_WHAT TO WORK ON_
Return every line of the data exactly as it appears.

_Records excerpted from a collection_
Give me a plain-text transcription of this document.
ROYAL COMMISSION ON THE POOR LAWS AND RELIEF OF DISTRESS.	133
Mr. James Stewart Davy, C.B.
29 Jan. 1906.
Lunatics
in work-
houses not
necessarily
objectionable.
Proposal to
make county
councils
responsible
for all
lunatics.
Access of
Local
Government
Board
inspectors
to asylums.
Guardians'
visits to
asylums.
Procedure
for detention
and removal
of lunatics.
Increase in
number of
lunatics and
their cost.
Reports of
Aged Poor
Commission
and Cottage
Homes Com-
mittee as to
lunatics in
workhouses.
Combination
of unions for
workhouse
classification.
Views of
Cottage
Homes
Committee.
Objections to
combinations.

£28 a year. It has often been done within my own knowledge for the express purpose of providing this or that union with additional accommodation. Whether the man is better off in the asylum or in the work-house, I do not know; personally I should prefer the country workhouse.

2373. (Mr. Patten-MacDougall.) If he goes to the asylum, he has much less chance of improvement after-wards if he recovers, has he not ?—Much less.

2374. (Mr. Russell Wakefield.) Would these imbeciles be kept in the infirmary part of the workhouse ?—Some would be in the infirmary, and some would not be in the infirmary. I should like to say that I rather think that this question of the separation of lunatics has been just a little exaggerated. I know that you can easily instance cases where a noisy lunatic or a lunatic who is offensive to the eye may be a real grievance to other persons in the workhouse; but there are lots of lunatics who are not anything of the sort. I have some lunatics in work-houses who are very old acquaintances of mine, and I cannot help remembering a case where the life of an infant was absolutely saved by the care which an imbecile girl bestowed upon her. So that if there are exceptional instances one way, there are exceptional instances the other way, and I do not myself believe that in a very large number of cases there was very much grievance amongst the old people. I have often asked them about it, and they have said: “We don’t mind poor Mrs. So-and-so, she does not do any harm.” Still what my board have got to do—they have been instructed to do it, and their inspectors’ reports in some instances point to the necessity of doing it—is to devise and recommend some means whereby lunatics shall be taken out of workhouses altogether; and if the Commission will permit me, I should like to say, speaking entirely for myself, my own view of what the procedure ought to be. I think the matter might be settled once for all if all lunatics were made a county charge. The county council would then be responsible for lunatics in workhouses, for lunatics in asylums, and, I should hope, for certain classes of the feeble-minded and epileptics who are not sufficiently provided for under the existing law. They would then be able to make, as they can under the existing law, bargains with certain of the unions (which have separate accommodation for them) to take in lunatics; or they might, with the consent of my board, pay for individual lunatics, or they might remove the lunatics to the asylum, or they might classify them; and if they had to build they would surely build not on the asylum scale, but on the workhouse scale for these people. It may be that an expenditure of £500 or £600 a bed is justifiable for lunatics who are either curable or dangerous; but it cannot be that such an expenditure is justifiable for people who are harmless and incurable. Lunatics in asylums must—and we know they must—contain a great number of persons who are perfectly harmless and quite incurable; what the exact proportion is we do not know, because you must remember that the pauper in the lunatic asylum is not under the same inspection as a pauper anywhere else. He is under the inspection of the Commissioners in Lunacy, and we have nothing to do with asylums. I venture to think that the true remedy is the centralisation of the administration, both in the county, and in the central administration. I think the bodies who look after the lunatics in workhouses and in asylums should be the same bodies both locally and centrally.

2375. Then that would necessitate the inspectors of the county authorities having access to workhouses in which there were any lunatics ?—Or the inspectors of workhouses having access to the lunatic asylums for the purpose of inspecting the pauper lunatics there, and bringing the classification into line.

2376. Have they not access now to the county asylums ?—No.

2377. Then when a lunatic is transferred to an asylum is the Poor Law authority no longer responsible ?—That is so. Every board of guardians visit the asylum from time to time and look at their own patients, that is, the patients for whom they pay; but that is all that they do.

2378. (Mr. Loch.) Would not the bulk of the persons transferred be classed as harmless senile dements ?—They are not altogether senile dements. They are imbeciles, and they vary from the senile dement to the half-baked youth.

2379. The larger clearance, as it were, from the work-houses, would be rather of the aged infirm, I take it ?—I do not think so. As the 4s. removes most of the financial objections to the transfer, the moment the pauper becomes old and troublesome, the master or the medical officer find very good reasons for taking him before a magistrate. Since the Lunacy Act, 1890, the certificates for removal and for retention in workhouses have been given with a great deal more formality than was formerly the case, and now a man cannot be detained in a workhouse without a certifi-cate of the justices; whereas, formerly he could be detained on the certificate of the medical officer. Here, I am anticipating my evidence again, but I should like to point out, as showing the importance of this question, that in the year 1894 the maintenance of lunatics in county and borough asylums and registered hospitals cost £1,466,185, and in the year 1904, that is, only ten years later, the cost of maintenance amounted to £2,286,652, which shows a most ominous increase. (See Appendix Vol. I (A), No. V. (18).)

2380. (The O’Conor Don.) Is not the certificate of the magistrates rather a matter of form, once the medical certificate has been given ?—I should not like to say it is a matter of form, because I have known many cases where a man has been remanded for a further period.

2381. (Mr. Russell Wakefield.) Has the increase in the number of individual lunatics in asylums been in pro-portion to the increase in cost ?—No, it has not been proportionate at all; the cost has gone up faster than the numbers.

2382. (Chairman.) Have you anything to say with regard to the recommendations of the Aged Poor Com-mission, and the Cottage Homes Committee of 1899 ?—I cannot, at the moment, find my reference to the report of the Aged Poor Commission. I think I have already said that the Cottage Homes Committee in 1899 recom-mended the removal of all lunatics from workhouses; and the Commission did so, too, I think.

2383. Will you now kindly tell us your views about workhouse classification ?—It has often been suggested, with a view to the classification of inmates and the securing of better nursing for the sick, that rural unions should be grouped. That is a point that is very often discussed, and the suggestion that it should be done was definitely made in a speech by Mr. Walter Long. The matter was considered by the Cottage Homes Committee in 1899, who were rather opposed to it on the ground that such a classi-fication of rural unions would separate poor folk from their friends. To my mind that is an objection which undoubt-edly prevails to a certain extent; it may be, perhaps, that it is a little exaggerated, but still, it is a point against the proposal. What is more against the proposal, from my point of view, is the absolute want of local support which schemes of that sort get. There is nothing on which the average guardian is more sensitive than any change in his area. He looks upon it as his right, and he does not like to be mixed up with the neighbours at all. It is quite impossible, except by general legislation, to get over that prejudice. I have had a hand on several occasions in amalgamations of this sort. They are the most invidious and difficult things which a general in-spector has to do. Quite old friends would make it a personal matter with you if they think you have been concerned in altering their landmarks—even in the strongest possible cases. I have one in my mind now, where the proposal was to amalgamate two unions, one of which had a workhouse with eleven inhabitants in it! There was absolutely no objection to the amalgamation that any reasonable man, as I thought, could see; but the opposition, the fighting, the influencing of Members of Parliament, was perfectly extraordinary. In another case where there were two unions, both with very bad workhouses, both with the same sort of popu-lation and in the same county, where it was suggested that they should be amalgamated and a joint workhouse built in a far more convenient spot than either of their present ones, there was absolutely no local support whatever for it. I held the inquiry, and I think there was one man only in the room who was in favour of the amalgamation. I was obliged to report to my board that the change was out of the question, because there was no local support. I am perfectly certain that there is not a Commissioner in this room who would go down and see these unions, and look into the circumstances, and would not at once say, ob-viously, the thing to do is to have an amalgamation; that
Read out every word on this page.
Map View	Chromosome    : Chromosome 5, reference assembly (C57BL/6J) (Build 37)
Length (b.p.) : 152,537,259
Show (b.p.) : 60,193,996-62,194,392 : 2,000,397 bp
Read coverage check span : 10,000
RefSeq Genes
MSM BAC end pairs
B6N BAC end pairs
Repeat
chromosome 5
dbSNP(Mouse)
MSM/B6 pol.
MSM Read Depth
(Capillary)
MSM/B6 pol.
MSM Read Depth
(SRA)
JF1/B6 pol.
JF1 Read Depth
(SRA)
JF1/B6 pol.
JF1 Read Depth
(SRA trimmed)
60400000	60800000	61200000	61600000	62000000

_ANSWER SPACE_
Give me a plain-text transcription of this document.
ROYAL COMMISSION ON THE POOR LAWS AND RELIEF OF DISTRESS.	133
Mr. James Stewart Davy, C.B.
29 Jan. 1906.
Lunatics
in work-
houses not
necessarily
objectionable.
Proposal to
make county
councils
responsible
for all
lunatics.
Access of
Local
Government
Board
inspectors
to asylums.
Guardians'
visits to
asylums.
Procedure
for detention
and removal
of lunatics.
Increase in
number of
lunatics and
their cost.
Reports of
Aged Poor
Commission
and Cottage
Homes Com-
mittee as to
lunatics in
workhouses.
Combination
of unions for
workhouse
classification.
Views of
Cottage
Homes
Committee.
Objections to
combinations.

£28 a year. It has often been done within my own knowledge for the express purpose of providing this or that union with additional accommodation. Whether the man is better off in the asylum or in the work-house, I do not know; personally I should prefer the country workhouse.

2373. (Mr. Patten-MacDougall.) If he goes to the asylum, he has much less chance of improvement after-wards if he recovers, has he not ?—Much less.

2374. (Mr. Russell Wakefield.) Would these imbeciles be kept in the infirmary part of the workhouse ?—Some would be in the infirmary, and some would not be in the infirmary. I should like to say that I rather think that this question of the separation of lunatics has been just a little exaggerated. I know that you can easily instance cases where a noisy lunatic or a lunatic who is offensive to the eye may be a real grievance to other persons in the workhouse; but there are lots of lunatics who are not anything of the sort. I have some lunatics in work-houses who are very old acquaintances of mine, and I cannot help remembering a case where the life of an infant was absolutely saved by the care which an imbecile girl bestowed upon her. So that if there are exceptional instances one way, there are exceptional instances the other way, and I do not myself believe that in a very large number of cases there was very much grievance amongst the old people. I have often asked them about it, and they have said: “We don’t mind poor Mrs. So-and-so, she does not do any harm.” Still what my board have got to do—they have been instructed to do it, and their inspectors’ reports in some instances point to the necessity of doing it—is to devise and recommend some means whereby lunatics shall be taken out of workhouses altogether; and if the Commission will permit me, I should like to say, speaking entirely for myself, my own view of what the procedure ought to be. I think the matter might be settled once for all if all lunatics were made a county charge. The county council would then be responsible for lunatics in workhouses, for lunatics in asylums, and, I should hope, for certain classes of the feeble-minded and epileptics who are not sufficiently provided for under the existing law. They would then be able to make, as they can under the existing law, bargains with certain of the unions (which have separate accommodation for them) to take in lunatics; or they might, with the consent of my board, pay for individual lunatics, or they might remove the lunatics to the asylum, or they might classify them; and if they had to build they would surely build not on the asylum scale, but on the workhouse scale for these people. It may be that an expenditure of £500 or £600 a bed is justifiable for lunatics who are either curable or dangerous; but it cannot be that such an expenditure is justifiable for people who are harmless and incurable. Lunatics in asylums must—and we know they must—contain a great number of persons who are perfectly harmless and quite incurable; what the exact proportion is we do not know, because you must remember that the pauper in the lunatic asylum is not under the same inspection as a pauper anywhere else. He is under the inspection of the Commissioners in Lunacy, and we have nothing to do with asylums. I venture to think that the true remedy is the centralisation of the administration, both in the county, and in the central administration. I think the bodies who look after the lunatics in workhouses and in asylums should be the same bodies both locally and centrally.

2375. Then that would necessitate the inspectors of the county authorities having access to workhouses in which there were any lunatics ?—Or the inspectors of workhouses having access to the lunatic asylums for the purpose of inspecting the pauper lunatics there, and bringing the classification into line.

2376. Have they not access now to the county asylums ?—No.

2377. Then when a lunatic is transferred to an asylum is the Poor Law authority no longer responsible ?—That is so. Every board of guardians visit the asylum from time to time and look at their own patients, that is, the patients for whom they pay; but that is all that they do.

2378. (Mr. Loch.) Would not the bulk of the persons transferred be classed as harmless senile dements ?—They are not altogether senile dements. They are imbeciles, and they vary from the senile dement to the half-baked youth.

2379. The larger clearance, as it were, from the work-houses, would be rather of the aged infirm, I take it ?—I do not think so. As the 4s. removes most of the financial objections to the transfer, the moment the pauper becomes old and troublesome, the master or the medical officer find very good reasons for taking him before a magistrate. Since the Lunacy Act, 1890, the certificates for removal and for retention in workhouses have been given with a great deal more formality than was formerly the case, and now a man cannot be detained in a workhouse without a certifi-cate of the justices; whereas, formerly he could be detained on the certificate of the medical officer. Here, I am anticipating my evidence again, but I should like to point out, as showing the importance of this question, that in the year 1894 the maintenance of lunatics in county and borough asylums and registered hospitals cost £1,466,185, and in the year 1904, that is, only ten years later, the cost of maintenance amounted to £2,286,652, which shows a most ominous increase. (See Appendix Vol. I (A), No. V. (18).)

2380. (The O’Conor Don.) Is not the certificate of the magistrates rather a matter of form, once the medical certificate has been given ?—I should not like to say it is a matter of form, because I have known many cases where a man has been remanded for a further period.

2381. (Mr. Russell Wakefield.) Has the increase in the number of individual lunatics in asylums been in pro-portion to the increase in cost ?—No, it has not been proportionate at all; the cost has gone up faster than the numbers.

2382. (Chairman.) Have you anything to say with regard to the recommendations of the Aged Poor Com-mission, and the Cottage Homes Committee of 1899 ?—I cannot, at the moment, find my reference to the report of the Aged Poor Commission. I think I have already said that the Cottage Homes Committee in 1899 recom-mended the removal of all lunatics from workhouses; and the Commission did so, too, I think.

2383. Will you now kindly tell us your views about workhouse classification ?—It has often been suggested, with a view to the classification of inmates and the securing of better nursing for the sick, that rural unions should be grouped. That is a point that is very often discussed, and the suggestion that it should be done was definitely made in a speech by Mr. Walter Long. The matter was considered by the Cottage Homes Committee in 1899, who were rather opposed to it on the ground that such a classi-fication of rural unions would separate poor folk from their friends. To my mind that is an objection which undoubt-edly prevails to a certain extent; it may be, perhaps, that it is a little exaggerated, but still, it is a point against the proposal. What is more against the proposal, from my point of view, is the absolute want of local support which schemes of that sort get. There is nothing on which the average guardian is more sensitive than any change in his area. He looks upon it as his right, and he does not like to be mixed up with the neighbours at all. It is quite impossible, except by general legislation, to get over that prejudice. I have had a hand on several occasions in amalgamations of this sort. They are the most invidious and difficult things which a general in-spector has to do. Quite old friends would make it a personal matter with you if they think you have been concerned in altering their landmarks—even in the strongest possible cases. I have one in my mind now, where the proposal was to amalgamate two unions, one of which had a workhouse with eleven inhabitants in it! There was absolutely no objection to the amalgamation that any reasonable man, as I thought, could see; but the opposition, the fighting, the influencing of Members of Parliament, was perfectly extraordinary. In another case where there were two unions, both with very bad workhouses, both with the same sort of popu-lation and in the same county, where it was suggested that they should be amalgamated and a joint workhouse built in a far more convenient spot than either of their present ones, there was absolutely no local support whatever for it. I held the inquiry, and I think there was one man only in the room who was in favour of the amalgamation. I was obliged to report to my board that the change was out of the question, because there was no local support. I am perfectly certain that there is not a Commissioner in this room who would go down and see these unions, and look into the circumstances, and would not at once say, ob-viously, the thing to do is to have an amalgamation; that
Read out every word on this page.
Map View	Chromosome    : Chromosome 5, reference assembly (C57BL/6J) (Build 37)
Length (b.p.) : 152,537,259
Show (b.p.) : 60,193,996-62,194,392 : 2,000,397 bp
Read coverage check span : 10,000
RefSeq Genes
MSM BAC end pairs
B6N BAC end pairs
Repeat
chromosome 5
dbSNP(Mouse)
MSM/B6 pol.
MSM Read Depth
(Capillary)
MSM/B6 pol.
MSM Read Depth
(SRA)
JF1/B6 pol.
JF1 Read Depth
(SRA)
JF1/B6 pol.
JF1 Read Depth
(SRA trimmed)
60400000	60800000	61200000	61600000	62000000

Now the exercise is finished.